─── Exercise material ───
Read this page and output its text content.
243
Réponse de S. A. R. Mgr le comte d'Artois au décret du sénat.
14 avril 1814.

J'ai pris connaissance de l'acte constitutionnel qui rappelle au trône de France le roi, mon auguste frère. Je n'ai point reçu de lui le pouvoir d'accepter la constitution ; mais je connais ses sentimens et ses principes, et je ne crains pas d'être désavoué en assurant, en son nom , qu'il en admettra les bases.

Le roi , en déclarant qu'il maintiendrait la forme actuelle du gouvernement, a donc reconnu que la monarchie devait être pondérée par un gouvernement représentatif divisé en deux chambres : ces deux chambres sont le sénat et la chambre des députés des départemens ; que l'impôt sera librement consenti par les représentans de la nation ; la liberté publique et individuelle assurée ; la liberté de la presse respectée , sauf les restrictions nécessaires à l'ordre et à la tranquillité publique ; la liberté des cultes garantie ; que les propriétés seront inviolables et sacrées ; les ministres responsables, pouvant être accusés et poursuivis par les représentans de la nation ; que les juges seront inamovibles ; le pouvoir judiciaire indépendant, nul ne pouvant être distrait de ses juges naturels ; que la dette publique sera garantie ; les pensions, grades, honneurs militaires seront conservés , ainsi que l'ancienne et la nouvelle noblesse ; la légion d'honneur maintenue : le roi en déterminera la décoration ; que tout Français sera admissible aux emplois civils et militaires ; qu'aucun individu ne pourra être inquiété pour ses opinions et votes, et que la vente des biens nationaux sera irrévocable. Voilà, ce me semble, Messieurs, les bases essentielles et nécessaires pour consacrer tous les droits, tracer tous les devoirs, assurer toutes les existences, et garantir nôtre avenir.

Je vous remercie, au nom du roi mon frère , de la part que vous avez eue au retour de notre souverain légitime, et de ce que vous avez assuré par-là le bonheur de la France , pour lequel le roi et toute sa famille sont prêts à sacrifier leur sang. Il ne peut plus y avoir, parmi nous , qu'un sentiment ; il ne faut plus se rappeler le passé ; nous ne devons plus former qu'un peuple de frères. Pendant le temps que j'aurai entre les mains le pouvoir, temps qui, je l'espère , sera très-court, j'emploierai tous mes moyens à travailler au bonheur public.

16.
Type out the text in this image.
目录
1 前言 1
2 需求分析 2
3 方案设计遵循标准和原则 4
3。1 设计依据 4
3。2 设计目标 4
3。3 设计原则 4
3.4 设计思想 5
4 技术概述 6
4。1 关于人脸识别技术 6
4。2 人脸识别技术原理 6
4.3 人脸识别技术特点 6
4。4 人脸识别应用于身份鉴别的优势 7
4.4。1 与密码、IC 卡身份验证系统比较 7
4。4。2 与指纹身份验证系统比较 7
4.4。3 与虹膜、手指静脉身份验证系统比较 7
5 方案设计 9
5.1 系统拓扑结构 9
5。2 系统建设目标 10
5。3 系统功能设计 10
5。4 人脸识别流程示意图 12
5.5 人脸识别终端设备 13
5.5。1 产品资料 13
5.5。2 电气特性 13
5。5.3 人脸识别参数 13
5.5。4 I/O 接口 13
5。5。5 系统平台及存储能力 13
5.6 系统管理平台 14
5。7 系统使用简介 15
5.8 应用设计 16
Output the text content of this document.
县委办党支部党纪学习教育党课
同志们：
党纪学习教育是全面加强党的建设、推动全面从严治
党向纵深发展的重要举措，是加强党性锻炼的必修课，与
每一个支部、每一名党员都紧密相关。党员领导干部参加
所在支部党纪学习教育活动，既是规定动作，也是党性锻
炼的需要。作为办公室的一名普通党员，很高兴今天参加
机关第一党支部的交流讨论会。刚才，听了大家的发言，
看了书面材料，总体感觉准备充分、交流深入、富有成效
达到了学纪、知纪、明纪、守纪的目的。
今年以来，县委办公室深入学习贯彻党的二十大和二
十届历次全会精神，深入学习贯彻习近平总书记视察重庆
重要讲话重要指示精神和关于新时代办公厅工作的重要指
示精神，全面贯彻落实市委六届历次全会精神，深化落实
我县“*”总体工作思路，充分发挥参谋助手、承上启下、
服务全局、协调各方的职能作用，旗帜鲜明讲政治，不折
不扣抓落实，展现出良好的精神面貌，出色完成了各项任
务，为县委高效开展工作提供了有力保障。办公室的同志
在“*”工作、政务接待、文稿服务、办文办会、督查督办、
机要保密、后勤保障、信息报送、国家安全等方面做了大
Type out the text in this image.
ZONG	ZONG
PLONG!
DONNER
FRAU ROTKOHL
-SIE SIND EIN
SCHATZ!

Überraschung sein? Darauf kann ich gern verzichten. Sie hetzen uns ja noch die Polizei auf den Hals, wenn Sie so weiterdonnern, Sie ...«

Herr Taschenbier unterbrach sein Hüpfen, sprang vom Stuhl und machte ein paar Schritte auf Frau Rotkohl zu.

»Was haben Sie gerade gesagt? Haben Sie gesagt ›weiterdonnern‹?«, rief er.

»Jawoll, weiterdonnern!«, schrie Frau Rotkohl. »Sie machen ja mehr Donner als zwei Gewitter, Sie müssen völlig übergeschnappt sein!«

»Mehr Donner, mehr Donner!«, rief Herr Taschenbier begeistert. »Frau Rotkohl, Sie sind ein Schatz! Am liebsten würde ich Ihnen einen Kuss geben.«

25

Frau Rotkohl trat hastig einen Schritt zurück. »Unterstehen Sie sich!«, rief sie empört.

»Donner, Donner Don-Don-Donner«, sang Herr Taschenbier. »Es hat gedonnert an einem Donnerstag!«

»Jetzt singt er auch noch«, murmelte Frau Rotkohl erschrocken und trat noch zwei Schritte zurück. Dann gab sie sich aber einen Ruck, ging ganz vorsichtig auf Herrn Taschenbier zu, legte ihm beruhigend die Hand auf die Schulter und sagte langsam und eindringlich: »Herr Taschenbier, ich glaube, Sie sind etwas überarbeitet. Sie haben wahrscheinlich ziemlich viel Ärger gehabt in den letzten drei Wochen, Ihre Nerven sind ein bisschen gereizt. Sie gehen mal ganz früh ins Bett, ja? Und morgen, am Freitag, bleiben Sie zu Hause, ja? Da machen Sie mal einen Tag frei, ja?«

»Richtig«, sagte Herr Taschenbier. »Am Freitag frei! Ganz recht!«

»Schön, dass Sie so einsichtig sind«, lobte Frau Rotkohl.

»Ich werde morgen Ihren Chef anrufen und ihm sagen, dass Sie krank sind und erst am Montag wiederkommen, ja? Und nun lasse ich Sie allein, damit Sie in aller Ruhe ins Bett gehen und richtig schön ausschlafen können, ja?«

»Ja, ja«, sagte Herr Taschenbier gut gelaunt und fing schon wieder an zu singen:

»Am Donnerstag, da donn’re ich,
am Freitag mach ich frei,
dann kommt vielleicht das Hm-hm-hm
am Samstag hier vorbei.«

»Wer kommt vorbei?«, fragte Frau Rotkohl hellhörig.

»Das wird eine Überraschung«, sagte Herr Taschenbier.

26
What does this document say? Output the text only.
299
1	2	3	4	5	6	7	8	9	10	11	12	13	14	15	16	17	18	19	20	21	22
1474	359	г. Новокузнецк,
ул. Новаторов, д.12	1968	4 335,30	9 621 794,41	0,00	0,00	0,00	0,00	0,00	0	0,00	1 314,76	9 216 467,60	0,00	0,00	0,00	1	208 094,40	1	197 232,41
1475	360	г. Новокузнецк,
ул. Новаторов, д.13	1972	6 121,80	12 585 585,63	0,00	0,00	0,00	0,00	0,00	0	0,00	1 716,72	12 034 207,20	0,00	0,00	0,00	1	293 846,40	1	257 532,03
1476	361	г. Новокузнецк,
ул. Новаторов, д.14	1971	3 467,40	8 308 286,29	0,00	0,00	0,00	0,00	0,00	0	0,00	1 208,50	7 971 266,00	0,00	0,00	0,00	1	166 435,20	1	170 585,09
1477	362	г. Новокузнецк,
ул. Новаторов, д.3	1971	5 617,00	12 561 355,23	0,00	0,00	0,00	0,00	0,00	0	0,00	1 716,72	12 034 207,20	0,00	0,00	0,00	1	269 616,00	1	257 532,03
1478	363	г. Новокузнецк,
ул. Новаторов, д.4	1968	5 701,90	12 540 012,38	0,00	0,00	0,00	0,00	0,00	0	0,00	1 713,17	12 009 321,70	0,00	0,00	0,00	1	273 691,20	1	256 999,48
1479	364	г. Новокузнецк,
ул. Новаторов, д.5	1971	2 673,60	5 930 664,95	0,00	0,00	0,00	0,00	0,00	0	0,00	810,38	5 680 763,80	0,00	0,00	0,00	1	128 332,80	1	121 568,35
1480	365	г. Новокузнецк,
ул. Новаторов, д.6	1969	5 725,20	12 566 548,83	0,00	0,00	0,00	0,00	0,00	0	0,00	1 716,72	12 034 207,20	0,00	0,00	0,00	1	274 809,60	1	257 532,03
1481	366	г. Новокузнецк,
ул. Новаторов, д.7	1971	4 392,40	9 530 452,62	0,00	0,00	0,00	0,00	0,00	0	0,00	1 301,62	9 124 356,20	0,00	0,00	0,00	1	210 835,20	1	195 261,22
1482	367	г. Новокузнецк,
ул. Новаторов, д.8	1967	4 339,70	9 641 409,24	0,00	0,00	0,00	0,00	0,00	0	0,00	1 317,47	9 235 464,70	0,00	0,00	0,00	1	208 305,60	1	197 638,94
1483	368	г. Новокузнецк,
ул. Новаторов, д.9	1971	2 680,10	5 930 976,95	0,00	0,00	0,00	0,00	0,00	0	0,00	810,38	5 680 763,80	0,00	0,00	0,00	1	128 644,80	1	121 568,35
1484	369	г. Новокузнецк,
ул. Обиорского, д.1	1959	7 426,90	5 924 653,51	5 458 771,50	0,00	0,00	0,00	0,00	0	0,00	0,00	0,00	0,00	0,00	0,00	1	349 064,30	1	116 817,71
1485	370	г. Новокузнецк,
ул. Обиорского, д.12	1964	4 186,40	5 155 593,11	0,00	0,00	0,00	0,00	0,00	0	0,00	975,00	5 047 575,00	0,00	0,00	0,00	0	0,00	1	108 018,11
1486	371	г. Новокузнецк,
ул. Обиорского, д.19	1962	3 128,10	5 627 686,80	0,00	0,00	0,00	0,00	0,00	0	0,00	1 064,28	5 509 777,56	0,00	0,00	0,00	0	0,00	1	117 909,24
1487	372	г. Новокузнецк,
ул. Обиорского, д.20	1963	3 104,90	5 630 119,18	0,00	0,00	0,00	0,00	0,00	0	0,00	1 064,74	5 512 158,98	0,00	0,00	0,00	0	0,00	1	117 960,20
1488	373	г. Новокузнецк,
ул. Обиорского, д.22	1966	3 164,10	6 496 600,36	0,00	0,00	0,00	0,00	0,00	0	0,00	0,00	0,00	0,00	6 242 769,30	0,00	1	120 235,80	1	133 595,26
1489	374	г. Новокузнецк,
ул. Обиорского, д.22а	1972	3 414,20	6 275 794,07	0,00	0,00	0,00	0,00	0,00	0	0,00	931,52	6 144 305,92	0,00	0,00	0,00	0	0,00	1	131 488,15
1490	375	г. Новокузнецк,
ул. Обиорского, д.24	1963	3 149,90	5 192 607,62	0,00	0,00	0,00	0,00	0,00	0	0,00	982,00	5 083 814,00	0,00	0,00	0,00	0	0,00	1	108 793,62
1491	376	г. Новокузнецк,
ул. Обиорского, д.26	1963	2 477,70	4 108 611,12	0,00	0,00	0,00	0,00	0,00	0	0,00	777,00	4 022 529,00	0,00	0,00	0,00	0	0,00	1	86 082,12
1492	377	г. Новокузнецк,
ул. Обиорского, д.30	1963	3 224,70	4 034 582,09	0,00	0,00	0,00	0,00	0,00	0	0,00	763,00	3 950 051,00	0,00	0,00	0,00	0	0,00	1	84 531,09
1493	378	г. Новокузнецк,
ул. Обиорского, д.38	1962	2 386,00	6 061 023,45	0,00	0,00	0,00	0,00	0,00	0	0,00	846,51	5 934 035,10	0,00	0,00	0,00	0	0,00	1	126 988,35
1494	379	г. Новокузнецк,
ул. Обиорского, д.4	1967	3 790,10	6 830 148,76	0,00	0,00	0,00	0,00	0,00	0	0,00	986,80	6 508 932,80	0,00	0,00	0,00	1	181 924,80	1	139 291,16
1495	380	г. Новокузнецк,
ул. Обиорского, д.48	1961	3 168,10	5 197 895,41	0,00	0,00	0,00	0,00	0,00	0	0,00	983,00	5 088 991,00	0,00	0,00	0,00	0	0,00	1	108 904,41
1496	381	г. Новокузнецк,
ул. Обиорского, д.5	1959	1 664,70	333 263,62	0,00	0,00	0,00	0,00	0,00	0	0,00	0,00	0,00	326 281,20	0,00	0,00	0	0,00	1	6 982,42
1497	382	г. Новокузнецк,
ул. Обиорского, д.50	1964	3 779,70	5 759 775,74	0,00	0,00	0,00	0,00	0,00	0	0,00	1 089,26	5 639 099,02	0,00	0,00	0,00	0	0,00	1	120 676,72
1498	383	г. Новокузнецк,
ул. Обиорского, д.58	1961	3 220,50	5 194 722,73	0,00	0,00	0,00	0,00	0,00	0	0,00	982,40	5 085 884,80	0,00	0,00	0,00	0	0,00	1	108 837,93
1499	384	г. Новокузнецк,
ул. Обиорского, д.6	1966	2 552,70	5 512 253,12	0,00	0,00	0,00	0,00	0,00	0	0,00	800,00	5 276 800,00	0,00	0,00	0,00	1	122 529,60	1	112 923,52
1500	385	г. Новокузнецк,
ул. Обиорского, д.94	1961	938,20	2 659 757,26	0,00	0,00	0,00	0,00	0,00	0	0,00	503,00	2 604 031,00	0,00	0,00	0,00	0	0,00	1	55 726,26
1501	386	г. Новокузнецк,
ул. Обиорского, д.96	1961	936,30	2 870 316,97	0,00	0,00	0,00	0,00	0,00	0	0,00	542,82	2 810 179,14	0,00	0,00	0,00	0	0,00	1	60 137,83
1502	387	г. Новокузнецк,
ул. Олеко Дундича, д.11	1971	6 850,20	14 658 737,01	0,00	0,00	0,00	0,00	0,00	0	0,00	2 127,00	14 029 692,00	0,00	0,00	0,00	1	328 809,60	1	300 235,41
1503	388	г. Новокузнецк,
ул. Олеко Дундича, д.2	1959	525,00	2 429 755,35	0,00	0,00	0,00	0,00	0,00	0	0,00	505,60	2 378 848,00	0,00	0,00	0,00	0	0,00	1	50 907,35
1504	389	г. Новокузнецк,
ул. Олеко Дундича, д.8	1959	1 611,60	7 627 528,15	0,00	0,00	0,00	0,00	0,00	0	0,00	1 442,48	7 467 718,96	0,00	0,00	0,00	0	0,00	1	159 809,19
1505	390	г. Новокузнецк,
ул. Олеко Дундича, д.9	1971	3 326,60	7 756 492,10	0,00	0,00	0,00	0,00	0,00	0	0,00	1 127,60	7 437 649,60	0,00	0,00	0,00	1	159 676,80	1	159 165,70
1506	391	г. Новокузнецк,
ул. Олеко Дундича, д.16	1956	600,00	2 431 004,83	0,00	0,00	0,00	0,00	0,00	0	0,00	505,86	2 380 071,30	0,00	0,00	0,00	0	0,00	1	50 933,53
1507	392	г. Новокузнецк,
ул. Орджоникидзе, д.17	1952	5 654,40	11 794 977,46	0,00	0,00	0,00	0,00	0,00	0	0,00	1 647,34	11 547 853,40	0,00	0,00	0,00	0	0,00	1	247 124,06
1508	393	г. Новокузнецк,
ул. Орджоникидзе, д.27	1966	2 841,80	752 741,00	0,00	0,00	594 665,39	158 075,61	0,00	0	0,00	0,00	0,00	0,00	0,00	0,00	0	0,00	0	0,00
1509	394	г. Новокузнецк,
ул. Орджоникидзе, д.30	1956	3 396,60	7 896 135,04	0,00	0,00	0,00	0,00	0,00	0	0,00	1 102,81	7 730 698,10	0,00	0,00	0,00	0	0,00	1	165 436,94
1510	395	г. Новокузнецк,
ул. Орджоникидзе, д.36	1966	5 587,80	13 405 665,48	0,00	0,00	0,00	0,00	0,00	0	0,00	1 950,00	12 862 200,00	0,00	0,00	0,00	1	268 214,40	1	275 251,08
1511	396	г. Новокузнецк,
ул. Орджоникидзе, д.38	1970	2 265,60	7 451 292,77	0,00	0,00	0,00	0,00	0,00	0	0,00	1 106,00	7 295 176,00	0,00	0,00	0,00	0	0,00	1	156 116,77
───
● **Task directions**: Go through the records and show every line with the string "content" in it.

● **Solution to this task**:
Read this page and output its text content.
Output the text content of this document.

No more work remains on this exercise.